**Tarefa**
Você pode reescrever em forma de lista, mantendo os fatos principais, o parágrafo do acórdão que começa com "AGRAVO REGIMENTAL NO HABEAS CORPUS"?

**Trecho fornecido**
•••••

JurisprudênciaIA

Superior Tribunal de Justiça

Acórdão

Relator(a)
Ministro Jorge Mussi
Órgão julgador
Quinta Turma
Data do julgamento
18/11/2014
Data de publicação
26/11/2014

STJ – Acórdão, Rel. Ministro Jorge Mussi, Quinta Turma, j. 18/11/2014, p. 26/11/2014

Ementa

AGRAVO REGIMENTAL NO HABEAS CORPUS. FURTO TENTADO. PRINCÍPIO DA INSIGNIFICÂNCIA. APLICAÇÃO. IMPOSSIBILIDADE. REITERAÇÃO DELITIVA. MULTIREINCIDÊNCIA. AUSÊNCIA DE REDUZIDO GRAU DE REPROVABILIDADE DO COMPORTAMENTO. AGRAVO IMPROVIDO. 1. A aplicação do princípio da insignificância reflete o entendimento de que o Direito Penal deve intervir somente nos casos em que a conduta ocasionar lesão jurídica de certa gravidade, devendo ser reconhecida a atipicidade material de perturbações jurídicas mínimas ou leves, estas consideradas não só no seu sentido econômico, mas também em função do grau de afetação da ordem social que ocasionem. 2. Segundo a jurisprudência do Supremo Tribunal Federal, o princípio da insignificância tem como vetores a mínima ofensividade da conduta, a nenhuma periculosidade social da ação, o reduzido grau de reprovabilidade do comportamento e a inexpressividade da lesão jurídica provocada. 3. Inviável a incidência do referido brocardo, in casu, porquanto o paciente é multireincidente, situação apta a ensejar a incidência do Direito Penal como forma de coibir a reiteração delitiva (precedentes). 4. Agravo regimental improvido. (AgRg no HC n. 258.962/MG, relator Ministro Jorge Mussi, Quinta Turma, julgado em 18/11/2014, DJe de 26/11/2014.)

•••••

**Dados fornecidos**
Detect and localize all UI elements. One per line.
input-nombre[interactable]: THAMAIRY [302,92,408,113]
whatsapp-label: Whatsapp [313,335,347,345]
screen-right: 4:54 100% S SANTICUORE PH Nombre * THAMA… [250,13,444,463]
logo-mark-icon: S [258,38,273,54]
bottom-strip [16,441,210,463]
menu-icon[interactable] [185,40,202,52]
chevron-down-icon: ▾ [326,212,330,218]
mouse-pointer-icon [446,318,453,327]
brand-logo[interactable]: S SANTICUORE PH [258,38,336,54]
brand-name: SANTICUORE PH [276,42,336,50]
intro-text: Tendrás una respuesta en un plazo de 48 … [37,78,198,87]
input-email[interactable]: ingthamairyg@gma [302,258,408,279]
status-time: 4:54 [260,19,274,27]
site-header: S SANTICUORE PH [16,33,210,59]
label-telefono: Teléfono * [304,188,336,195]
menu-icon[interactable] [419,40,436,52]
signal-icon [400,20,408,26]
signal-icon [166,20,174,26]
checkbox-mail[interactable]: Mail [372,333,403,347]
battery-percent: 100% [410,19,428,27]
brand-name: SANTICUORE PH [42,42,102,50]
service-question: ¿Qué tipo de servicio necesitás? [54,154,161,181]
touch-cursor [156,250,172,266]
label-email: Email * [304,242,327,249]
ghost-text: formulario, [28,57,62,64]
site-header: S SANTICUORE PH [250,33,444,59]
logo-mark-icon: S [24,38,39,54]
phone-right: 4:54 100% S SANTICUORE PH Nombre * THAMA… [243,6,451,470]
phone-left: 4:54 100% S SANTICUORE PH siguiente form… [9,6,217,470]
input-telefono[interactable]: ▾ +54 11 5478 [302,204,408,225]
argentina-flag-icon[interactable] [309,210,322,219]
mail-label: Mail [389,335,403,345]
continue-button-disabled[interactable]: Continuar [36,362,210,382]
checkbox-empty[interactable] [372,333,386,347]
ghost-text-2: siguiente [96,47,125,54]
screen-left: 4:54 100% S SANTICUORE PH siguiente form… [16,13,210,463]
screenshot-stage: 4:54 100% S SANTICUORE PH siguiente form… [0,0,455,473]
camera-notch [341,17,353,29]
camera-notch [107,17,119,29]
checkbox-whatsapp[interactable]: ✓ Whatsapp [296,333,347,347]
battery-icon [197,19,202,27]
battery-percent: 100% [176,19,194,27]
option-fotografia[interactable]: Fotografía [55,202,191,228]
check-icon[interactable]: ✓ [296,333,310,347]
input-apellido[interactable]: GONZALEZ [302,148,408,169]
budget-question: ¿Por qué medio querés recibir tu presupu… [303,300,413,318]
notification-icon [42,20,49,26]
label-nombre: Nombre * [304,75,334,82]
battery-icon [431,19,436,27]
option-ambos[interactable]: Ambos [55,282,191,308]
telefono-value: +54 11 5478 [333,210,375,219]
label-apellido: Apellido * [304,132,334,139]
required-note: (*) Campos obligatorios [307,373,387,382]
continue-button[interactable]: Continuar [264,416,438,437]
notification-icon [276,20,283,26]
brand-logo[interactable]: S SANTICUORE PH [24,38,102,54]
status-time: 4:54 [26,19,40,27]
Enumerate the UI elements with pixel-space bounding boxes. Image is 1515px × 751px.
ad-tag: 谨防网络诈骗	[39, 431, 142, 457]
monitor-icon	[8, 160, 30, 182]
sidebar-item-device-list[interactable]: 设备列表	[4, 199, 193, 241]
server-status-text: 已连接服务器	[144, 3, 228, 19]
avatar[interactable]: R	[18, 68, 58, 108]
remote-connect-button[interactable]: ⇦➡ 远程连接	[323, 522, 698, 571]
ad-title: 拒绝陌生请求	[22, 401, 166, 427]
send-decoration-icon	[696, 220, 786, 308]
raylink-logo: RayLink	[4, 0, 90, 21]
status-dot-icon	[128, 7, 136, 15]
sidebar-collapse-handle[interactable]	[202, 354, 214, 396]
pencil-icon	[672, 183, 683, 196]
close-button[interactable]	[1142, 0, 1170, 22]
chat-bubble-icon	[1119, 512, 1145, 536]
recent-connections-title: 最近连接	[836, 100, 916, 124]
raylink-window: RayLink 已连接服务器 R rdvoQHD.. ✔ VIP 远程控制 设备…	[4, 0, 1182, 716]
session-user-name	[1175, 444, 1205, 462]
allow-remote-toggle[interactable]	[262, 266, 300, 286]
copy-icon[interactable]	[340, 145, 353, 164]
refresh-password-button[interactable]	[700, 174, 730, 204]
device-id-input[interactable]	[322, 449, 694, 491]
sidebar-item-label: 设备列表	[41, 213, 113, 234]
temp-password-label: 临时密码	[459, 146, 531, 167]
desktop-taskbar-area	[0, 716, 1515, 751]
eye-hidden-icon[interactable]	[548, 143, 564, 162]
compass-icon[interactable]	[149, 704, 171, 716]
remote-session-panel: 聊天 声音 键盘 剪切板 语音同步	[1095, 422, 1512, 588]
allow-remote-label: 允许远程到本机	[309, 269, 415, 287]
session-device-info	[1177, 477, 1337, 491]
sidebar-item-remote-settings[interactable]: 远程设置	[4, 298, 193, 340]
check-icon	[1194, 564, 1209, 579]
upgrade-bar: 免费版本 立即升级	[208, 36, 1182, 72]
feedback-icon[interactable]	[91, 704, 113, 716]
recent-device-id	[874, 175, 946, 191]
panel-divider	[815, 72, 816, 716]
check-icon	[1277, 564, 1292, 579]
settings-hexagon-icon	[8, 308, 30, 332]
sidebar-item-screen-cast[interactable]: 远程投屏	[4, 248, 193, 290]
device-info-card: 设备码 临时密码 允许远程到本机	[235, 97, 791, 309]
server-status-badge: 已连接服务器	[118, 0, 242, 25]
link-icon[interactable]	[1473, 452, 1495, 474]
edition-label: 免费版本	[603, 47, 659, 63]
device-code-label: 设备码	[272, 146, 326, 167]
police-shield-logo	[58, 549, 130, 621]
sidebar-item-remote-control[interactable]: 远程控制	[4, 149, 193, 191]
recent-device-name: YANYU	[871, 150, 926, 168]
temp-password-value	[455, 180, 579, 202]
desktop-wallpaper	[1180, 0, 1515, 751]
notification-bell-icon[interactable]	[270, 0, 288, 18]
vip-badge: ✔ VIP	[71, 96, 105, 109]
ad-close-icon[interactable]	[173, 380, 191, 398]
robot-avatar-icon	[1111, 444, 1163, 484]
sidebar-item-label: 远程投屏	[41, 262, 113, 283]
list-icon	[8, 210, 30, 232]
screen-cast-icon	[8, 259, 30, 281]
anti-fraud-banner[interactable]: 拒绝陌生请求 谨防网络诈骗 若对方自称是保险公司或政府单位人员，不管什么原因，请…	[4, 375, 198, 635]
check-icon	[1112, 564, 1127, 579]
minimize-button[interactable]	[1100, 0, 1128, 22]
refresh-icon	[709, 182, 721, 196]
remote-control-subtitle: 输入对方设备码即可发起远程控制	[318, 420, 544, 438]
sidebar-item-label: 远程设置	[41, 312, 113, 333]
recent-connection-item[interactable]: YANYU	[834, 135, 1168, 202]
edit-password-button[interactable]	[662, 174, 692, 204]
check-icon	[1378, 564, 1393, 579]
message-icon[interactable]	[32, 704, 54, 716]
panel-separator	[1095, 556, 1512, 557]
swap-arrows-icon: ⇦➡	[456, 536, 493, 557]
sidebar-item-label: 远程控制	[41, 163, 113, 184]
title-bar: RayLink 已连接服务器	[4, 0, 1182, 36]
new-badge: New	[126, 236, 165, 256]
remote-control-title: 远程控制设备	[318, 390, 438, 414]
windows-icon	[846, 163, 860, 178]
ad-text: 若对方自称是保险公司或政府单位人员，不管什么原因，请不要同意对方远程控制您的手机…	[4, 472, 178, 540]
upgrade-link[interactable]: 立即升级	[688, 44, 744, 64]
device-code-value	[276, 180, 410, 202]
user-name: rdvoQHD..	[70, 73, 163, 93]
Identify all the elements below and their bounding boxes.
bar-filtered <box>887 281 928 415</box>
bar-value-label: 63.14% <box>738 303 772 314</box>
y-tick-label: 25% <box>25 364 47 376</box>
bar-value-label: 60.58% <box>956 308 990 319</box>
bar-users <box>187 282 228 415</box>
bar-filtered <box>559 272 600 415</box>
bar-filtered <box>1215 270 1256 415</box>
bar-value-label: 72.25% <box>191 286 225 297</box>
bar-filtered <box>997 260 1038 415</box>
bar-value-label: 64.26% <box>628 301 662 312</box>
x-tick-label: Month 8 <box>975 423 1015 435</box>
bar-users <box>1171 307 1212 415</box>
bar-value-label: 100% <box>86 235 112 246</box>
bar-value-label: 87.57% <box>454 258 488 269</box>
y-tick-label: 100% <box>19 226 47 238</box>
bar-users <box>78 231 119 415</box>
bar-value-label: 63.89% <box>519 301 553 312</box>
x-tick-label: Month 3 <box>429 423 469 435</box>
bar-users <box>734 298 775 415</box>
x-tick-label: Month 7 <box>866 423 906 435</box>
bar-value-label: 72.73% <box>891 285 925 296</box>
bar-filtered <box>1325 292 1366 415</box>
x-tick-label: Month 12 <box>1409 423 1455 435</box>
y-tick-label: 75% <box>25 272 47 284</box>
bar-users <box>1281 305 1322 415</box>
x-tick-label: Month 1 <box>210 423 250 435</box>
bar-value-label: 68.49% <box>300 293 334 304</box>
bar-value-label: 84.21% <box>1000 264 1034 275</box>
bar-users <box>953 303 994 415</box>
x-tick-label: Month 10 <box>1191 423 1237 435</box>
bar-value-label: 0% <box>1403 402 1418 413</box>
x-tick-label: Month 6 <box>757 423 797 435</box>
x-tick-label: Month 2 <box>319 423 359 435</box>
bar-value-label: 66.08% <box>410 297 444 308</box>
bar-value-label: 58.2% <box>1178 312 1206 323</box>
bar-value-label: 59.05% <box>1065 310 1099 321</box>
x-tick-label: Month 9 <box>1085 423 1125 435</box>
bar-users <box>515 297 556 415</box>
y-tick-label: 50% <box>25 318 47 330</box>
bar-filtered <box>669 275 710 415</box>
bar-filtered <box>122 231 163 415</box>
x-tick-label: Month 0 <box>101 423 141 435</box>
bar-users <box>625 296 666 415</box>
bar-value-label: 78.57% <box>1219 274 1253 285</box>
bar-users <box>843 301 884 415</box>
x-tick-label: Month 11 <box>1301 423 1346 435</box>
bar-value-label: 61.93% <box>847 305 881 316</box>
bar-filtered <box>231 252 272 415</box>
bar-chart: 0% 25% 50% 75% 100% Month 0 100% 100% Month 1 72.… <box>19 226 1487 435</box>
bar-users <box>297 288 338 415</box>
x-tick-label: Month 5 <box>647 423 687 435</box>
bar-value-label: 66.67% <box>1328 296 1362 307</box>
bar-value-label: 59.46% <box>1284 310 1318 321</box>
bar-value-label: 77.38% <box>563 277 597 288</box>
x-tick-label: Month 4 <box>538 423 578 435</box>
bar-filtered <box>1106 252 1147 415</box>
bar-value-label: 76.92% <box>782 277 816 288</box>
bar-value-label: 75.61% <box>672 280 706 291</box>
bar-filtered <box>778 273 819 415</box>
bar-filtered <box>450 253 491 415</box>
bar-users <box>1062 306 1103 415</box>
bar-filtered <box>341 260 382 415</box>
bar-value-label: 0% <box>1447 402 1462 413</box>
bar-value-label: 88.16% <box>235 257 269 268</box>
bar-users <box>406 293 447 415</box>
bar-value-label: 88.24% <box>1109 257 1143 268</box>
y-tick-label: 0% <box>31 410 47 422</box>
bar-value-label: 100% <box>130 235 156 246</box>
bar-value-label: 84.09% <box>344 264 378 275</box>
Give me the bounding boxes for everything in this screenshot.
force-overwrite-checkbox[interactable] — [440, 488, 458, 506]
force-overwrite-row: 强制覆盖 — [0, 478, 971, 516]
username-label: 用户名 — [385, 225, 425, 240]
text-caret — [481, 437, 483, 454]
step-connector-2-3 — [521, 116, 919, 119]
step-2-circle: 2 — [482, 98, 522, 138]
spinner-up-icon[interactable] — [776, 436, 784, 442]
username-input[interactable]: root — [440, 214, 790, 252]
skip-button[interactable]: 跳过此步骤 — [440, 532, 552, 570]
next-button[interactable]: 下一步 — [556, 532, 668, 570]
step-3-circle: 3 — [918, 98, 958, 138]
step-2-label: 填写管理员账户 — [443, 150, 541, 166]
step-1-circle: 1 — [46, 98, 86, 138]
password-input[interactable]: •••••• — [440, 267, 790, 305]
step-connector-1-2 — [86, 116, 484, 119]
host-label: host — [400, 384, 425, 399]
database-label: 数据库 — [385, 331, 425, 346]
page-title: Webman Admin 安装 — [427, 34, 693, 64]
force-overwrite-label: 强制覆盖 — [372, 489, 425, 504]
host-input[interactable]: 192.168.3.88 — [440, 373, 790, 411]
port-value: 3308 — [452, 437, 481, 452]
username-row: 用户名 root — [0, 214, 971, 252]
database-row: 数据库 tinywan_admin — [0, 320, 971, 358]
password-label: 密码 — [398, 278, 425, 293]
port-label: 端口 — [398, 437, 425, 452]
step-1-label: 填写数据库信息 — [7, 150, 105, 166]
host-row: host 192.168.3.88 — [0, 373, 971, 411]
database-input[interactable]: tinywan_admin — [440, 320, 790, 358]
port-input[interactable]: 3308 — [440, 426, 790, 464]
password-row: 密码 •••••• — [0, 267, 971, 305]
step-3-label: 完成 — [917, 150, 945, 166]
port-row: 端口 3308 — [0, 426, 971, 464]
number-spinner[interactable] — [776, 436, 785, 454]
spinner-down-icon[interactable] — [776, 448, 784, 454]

•••••

**Resultado da tarefa**
- Caso: agravo regimental no habeas corpus (AgRg no HC n. 258.962/MG) sobre furto tentado. Relator: Ministro Jorge Mussi. Quinta Turma. Julgado em 18/11/2014, DJe de 26/11/2014.
- Princípio da insignificância: o Direito Penal só deve intervir quando a conduta causar lesão jurídica de certa gravidade. Perturbações jurídicas mínimas ou leves são materialmente atípicas. Essas perturbações são avaliadas pelo sentido econômico e pelo grau de afetação da ordem social.
- Vetores do princípio, segundo o STF:
  - mínima ofensividade da conduta;
  - nenhuma periculosidade social da ação;
  - reduzido grau de reprovabilidade do comportamento;
  - inexpressividade da lesão jurídica provocada.
- No caso concreto, o princípio não pode ser aplicado. O paciente é multirreincidente, o que justifica a incidência do Direito Penal para coibir a reiteração delitiva. Também falta o reduzido grau de reprovabilidade do comportamento.
- Resultado: agravo regimental improvido.